• [INSTRUCTION]: Below is a block of records; repeat each one exactly.

━━━━━━━━━━

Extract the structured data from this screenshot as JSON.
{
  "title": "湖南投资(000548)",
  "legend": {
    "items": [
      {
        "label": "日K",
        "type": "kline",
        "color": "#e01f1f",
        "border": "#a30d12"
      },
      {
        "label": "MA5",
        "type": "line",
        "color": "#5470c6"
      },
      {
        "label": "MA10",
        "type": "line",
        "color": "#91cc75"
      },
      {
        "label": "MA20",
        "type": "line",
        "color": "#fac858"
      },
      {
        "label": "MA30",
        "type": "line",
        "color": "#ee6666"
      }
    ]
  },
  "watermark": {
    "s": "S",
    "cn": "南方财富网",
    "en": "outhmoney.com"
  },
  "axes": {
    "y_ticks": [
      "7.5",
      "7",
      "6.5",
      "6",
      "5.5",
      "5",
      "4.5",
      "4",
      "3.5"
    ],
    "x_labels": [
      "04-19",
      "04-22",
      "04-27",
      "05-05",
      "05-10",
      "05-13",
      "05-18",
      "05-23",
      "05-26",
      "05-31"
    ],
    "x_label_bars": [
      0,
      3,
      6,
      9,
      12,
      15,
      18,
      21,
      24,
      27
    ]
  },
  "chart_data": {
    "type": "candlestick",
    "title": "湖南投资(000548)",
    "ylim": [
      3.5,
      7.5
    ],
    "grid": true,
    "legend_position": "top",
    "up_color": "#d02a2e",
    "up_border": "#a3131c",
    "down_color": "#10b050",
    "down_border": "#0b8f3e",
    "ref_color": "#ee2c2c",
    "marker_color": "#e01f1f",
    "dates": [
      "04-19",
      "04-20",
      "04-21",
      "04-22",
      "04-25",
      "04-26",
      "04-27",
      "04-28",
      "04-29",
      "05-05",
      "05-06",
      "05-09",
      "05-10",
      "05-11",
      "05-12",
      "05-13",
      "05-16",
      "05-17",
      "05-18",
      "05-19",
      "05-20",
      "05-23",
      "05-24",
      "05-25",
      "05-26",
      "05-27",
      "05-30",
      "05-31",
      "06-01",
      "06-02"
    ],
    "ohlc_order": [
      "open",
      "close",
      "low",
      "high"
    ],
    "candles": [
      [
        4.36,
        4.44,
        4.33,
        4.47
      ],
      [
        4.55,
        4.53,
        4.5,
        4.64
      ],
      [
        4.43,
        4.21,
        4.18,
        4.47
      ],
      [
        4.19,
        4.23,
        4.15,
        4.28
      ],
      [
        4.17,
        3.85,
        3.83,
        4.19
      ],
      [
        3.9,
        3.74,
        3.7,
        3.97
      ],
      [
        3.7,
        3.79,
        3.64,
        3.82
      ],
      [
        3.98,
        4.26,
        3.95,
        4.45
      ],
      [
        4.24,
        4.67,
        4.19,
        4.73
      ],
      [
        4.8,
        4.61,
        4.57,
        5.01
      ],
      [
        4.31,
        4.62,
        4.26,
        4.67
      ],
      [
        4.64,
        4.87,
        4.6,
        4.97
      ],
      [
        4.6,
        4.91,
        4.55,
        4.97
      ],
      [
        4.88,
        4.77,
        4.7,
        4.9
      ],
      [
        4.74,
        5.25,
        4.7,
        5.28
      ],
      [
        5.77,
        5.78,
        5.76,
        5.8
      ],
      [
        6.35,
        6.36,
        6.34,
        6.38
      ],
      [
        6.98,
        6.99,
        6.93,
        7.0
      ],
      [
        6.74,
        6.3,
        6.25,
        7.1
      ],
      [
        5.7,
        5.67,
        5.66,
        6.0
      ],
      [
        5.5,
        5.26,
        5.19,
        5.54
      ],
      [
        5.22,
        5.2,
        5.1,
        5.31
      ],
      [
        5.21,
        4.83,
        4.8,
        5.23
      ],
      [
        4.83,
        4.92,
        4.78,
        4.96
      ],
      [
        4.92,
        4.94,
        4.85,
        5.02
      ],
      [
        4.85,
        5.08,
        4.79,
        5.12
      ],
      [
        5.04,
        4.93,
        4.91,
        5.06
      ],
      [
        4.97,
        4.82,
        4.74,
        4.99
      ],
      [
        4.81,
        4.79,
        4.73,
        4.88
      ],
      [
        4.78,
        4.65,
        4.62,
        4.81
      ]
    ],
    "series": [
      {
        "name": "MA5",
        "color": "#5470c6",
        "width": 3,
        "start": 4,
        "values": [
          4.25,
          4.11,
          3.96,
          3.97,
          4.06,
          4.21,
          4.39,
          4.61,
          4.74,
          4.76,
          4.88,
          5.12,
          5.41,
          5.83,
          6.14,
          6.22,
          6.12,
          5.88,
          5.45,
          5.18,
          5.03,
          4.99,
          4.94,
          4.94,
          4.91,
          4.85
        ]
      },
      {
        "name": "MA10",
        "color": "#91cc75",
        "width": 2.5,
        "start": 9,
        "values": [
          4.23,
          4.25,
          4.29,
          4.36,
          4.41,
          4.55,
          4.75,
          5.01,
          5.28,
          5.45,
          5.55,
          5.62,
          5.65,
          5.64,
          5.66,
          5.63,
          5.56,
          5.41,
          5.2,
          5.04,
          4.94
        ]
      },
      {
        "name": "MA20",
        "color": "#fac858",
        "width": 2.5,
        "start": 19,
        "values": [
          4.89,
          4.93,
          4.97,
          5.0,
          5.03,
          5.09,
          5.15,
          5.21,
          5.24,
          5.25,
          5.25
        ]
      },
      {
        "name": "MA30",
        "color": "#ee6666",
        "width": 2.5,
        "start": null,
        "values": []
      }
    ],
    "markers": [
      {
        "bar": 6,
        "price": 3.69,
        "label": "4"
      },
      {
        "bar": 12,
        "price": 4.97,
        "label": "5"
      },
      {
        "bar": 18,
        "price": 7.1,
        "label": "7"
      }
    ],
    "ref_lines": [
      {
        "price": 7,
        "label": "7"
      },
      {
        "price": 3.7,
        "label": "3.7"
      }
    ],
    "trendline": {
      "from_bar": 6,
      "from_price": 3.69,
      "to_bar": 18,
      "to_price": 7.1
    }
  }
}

━━━━━━━━━━

• [RESPONSE]:
Extract the structured data from this screenshot as JSON.
{
  "title": "湖南投资(000548)",
  "legend": {
    "items": [
      {
        "label": "日K",
        "type": "kline",
        "color": "#e01f1f",
        "border": "#a30d12"
      },
      {
        "label": "MA5",
        "type": "line",
        "color": "#5470c6"
      },
      {
        "label": "MA10",
        "type": "line",
        "color": "#91cc75"
      },
      {
        "label": "MA20",
        "type": "line",
        "color": "#fac858"
      },
      {
        "label": "MA30",
        "type": "line",
        "color": "#ee6666"
      }
    ]
  },
  "watermark": {
    "s": "S",
    "cn": "南方财富网",
    "en": "outhmoney.com"
  },
  "axes": {
    "y_ticks": [
      "7.5",
      "7",
      "6.5",
      "6",
      "5.5",
      "5",
      "4.5",
      "4",
      "3.5"
    ],
    "x_labels": [
      "04-19",
      "04-22",
      "04-27",
      "05-05",
      "05-10",
      "05-13",
      "05-18",
      "05-23",
      "05-26",
      "05-31"
    ],
    "x_label_bars": [
      0,
      3,
      6,
      9,
      12,
      15,
      18,
      21,
      24,
      27
    ]
  },
  "chart_data": {
    "type": "candlestick",
    "title": "湖南投资(000548)",
    "ylim": [
      3.5,
      7.5
    ],
    "grid": true,
    "legend_position": "top",
    "up_color": "#d02a2e",
    "up_border": "#a3131c",
    "down_color": "#10b050",
    "down_border": "#0b8f3e",
    "ref_color": "#ee2c2c",
    "marker_color": "#e01f1f",
    "dates": [
      "04-19",
      "04-20",
      "04-21",
      "04-22",
      "04-25",
      "04-26",
      "04-27",
      "04-28",
      "04-29",
      "05-05",
      "05-06",
      "05-09",
      "05-10",
      "05-11",
      "05-12",
      "05-13",
      "05-16",
      "05-17",
      "05-18",
      "05-19",
      "05-20",
      "05-23",
      "05-24",
      "05-25",
      "05-26",
      "05-27",
      "05-30",
      "05-31",
      "06-01",
      "06-02"
    ],
    "ohlc_order": [
      "open",
      "close",
      "low",
      "high"
    ],
    "candles": [
      [
        4.36,
        4.44,
        4.33,
        4.47
      ],
      [
        4.55,
        4.53,
        4.5,
        4.64
      ],
      [
        4.43,
        4.21,
        4.18,
        4.47
      ],
      [
        4.19,
        4.23,
        4.15,
        4.28
      ],
      [
        4.17,
        3.85,
        3.83,
        4.19
      ],
      [
        3.9,
        3.74,
        3.7,
        3.97
      ],
      [
        3.7,
        3.79,
        3.64,
        3.82
      ],
      [
        3.98,
        4.26,
        3.95,
        4.45
      ],
      [
        4.24,
        4.67,
        4.19,
        4.73
      ],
      [
        4.8,
        4.61,
        4.57,
        5.01
      ],
      [
        4.31,
        4.62,
        4.26,
        4.67
      ],
      [
        4.64,
        4.87,
        4.6,
        4.97
      ],
      [
        4.6,
        4.91,
        4.55,
        4.97
      ],
      [
        4.88,
        4.77,
        4.7,
        4.9
      ],
      [
        4.74,
        5.25,
        4.7,
        5.28
      ],
      [
        5.77,
        5.78,
        5.76,
        5.8
      ],
      [
        6.35,
        6.36,
        6.34,
        6.38
      ],
      [
        6.98,
        6.99,
        6.93,
        7.0
      ],
      [
        6.74,
        6.3,
        6.25,
        7.1
      ],
      [
        5.7,
        5.67,
        5.66,
        6.0
      ],
      [
        5.5,
        5.26,
        5.19,
        5.54
      ],
      [
        5.22,
        5.2,
        5.1,
        5.31
      ],
      [
        5.21,
        4.83,
        4.8,
        5.23
      ],
      [
        4.83,
        4.92,
        4.78,
        4.96
      ],
      [
        4.92,
        4.94,
        4.85,
        5.02
      ],
      [
        4.85,
        5.08,
        4.79,
        5.12
      ],
      [
        5.04,
        4.93,
        4.91,
        5.06
      ],
      [
        4.97,
        4.82,
        4.74,
        4.99
      ],
      [
        4.81,
        4.79,
        4.73,
        4.88
      ],
      [
        4.78,
        4.65,
        4.62,
        4.81
      ]
    ],
    "series": [
      {
        "name": "MA5",
        "color": "#5470c6",
        "width": 3,
        "start": 4,
        "values": [
          4.25,
          4.11,
          3.96,
          3.97,
          4.06,
          4.21,
          4.39,
          4.61,
          4.74,
          4.76,
          4.88,
          5.12,
          5.41,
          5.83,
          6.14,
          6.22,
          6.12,
          5.88,
          5.45,
          5.18,
          5.03,
          4.99,
          4.94,
          4.94,
          4.91,
          4.85
        ]
      },
      {
        "name": "MA10",
        "color": "#91cc75",
        "width": 2.5,
        "start": 9,
        "values": [
          4.23,
          4.25,
          4.29,
          4.36,
          4.41,
          4.55,
          4.75,
          5.01,
          5.28,
          5.45,
          5.55,
          5.62,
          5.65,
          5.64,
          5.66,
          5.63,
          5.56,
          5.41,
          5.2,
          5.04,
          4.94
        ]
      },
      {
        "name": "MA20",
        "color": "#fac858",
        "width": 2.5,
        "start": 19,
        "values": [
          4.89,
          4.93,
          4.97,
          5.0,
          5.03,
          5.09,
          5.15,
          5.21,
          5.24,
          5.25,
          5.25
        ]
      },
      {
        "name": "MA30",
        "color": "#ee6666",
        "width": 2.5,
        "start": null,
        "values": []
      }
    ],
    "markers": [
      {
        "bar": 6,
        "price": 3.69,
        "label": "4"
      },
      {
        "bar": 12,
        "price": 4.97,
        "label": "5"
      },
      {
        "bar": 18,
        "price": 7.1,
        "label": "7"
      }
    ],
    "ref_lines": [
      {
        "price": 7,
        "label": "7"
      },
      {
        "price": 3.7,
        "label": "3.7"
      }
    ],
    "trendline": {
      "from_bar": 6,
      "from_price": 3.69,
      "to_bar": 18,
      "to_price": 7.1
    }
  }
}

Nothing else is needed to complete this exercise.